• **What the task asks**
Output all the data exactly. Pictures do not belong in the copy.

• **Provided data**
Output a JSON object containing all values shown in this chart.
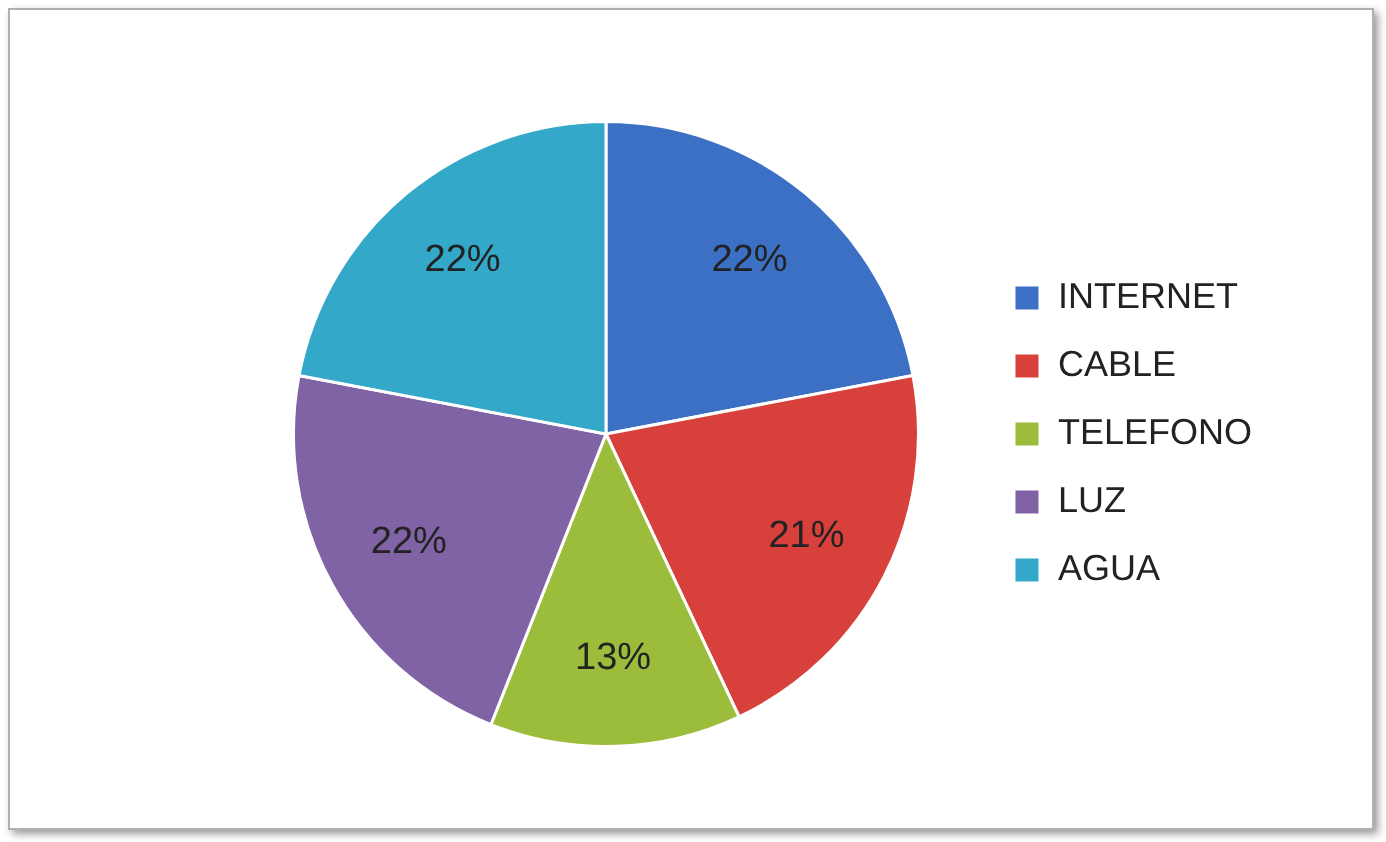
{
  "chart_data": {
    "type": "pie",
    "categories": [
      "INTERNET",
      "CABLE",
      "TELEFONO",
      "LUZ",
      "AGUA"
    ],
    "values": [
      22,
      21,
      13,
      22,
      22
    ],
    "value_labels": [
      "22%",
      "21%",
      "13%",
      "22%",
      "22%"
    ],
    "colors": [
      "#3b70c4",
      "#d8403c",
      "#9cbd3c",
      "#8063a5",
      "#33a8c8"
    ],
    "legend": "right"
  }
}
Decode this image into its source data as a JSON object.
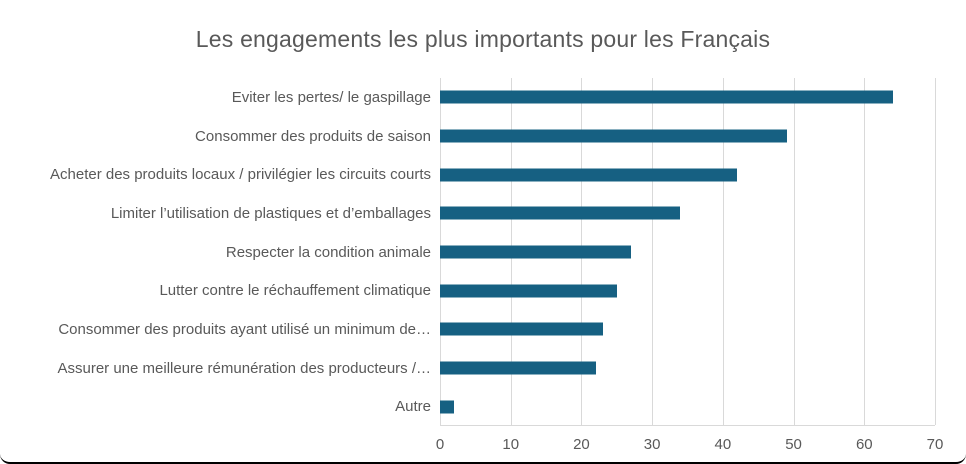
{
  "chart_data": {
    "type": "bar",
    "orientation": "horizontal",
    "title": "Les engagements les plus importants pour les Français",
    "categories": [
      "Eviter les pertes/ le gaspillage",
      "Consommer des produits de saison",
      "Acheter des produits locaux / privilégier les circuits courts",
      "Limiter l’utilisation de plastiques et d’emballages",
      "Respecter la condition animale",
      "Lutter contre le réchauffement climatique",
      "Consommer des produits ayant utilisé un minimum de…",
      "Assurer une meilleure rémunération des producteurs /…",
      "Autre"
    ],
    "values": [
      64,
      49,
      42,
      34,
      27,
      25,
      23,
      22,
      2
    ],
    "xlabel": "",
    "ylabel": "",
    "xlim": [
      0,
      70
    ],
    "xticks": [
      0,
      10,
      20,
      30,
      40,
      50,
      60,
      70
    ],
    "grid": true,
    "legend": false,
    "colors": {
      "bar": "#166082",
      "text": "#595959",
      "gridline": "#d9d9d9",
      "background": "#ffffff"
    }
  }
}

• **Task answer**
Output a JSON object containing all values shown in this chart.
{
  "chart_data": {
    "type": "pie",
    "categories": [
      "INTERNET",
      "CABLE",
      "TELEFONO",
      "LUZ",
      "AGUA"
    ],
    "values": [
      22,
      21,
      13,
      22,
      22
    ],
    "value_labels": [
      "22%",
      "21%",
      "13%",
      "22%",
      "22%"
    ],
    "colors": [
      "#3b70c4",
      "#d8403c",
      "#9cbd3c",
      "#8063a5",
      "#33a8c8"
    ],
    "legend": "right"
  }
}
Decode this image into its source data as a JSON object.
{
  "chart_data": {
    "type": "bar",
    "orientation": "horizontal",
    "title": "Les engagements les plus importants pour les Français",
    "categories": [
      "Eviter les pertes/ le gaspillage",
      "Consommer des produits de saison",
      "Acheter des produits locaux / privilégier les circuits courts",
      "Limiter l’utilisation de plastiques et d’emballages",
      "Respecter la condition animale",
      "Lutter contre le réchauffement climatique",
      "Consommer des produits ayant utilisé un minimum de…",
      "Assurer une meilleure rémunération des producteurs /…",
      "Autre"
    ],
    "values": [
      64,
      49,
      42,
      34,
      27,
      25,
      23,
      22,
      2
    ],
    "xlabel": "",
    "ylabel": "",
    "xlim": [
      0,
      70
    ],
    "xticks": [
      0,
      10,
      20,
      30,
      40,
      50,
      60,
      70
    ],
    "grid": true,
    "legend": false,
    "colors": {
      "bar": "#166082",
      "text": "#595959",
      "gridline": "#d9d9d9",
      "background": "#ffffff"
    }
  }
}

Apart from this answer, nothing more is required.